[EXERCISE REQUIREMENTS] Transcribe the entries below exactly; leave every image out.

╔══

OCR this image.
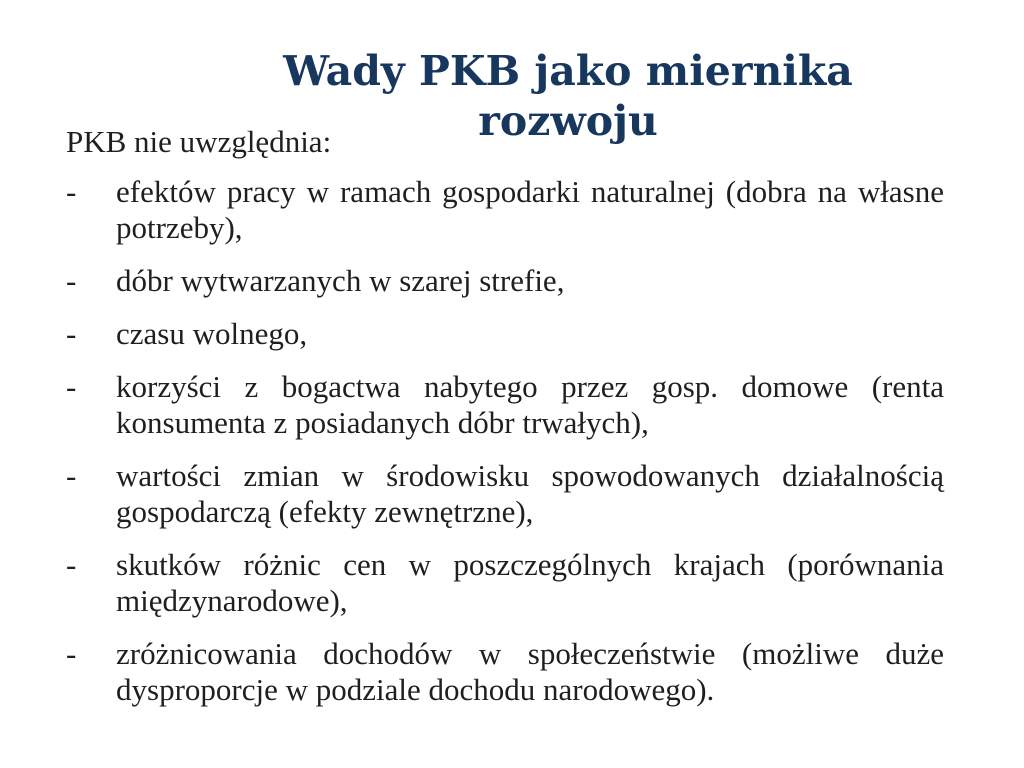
Wady PKB jako miernika rozwoju

PKB nie uwzględnia:

- efektów pracy w ramach gospodarki naturalnej (dobra na własne potrzeby),
- dóbr wytwarzanych w szarej strefie,
- czasu wolnego,
- korzyści z bogactwa nabytego przez gosp. domowe (renta konsumenta z posiadanych dóbr trwałych),
- wartości zmian w środowisku spowodowanych działalnością gospodarczą (efekty zewnętrzne),
- skutków różnic cen w poszczególnych krajach (porównania międzynarodowe),
- zróżnicowania dochodów w społeczeństwie (możliwe duże dysproporcje w podziale dochodu narodowego).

╚══

[EXERCISE OUTPUT]
OCR this image.
Wady PKB jako miernika rozwoju

PKB nie uwzględnia:

- efektów pracy w ramach gospodarki naturalnej (dobra na własne potrzeby),
- dóbr wytwarzanych w szarej strefie,
- czasu wolnego,
- korzyści z bogactwa nabytego przez gosp. domowe (renta konsumenta z posiadanych dóbr trwałych),
- wartości zmian w środowisku spowodowanych działalnością gospodarczą (efekty zewnętrzne),
- skutków różnic cen w poszczególnych krajach (porównania międzynarodowe),
- zróżnicowania dochodów w społeczeństwie (możliwe duże dysproporcje w podziale dochodu narodowego).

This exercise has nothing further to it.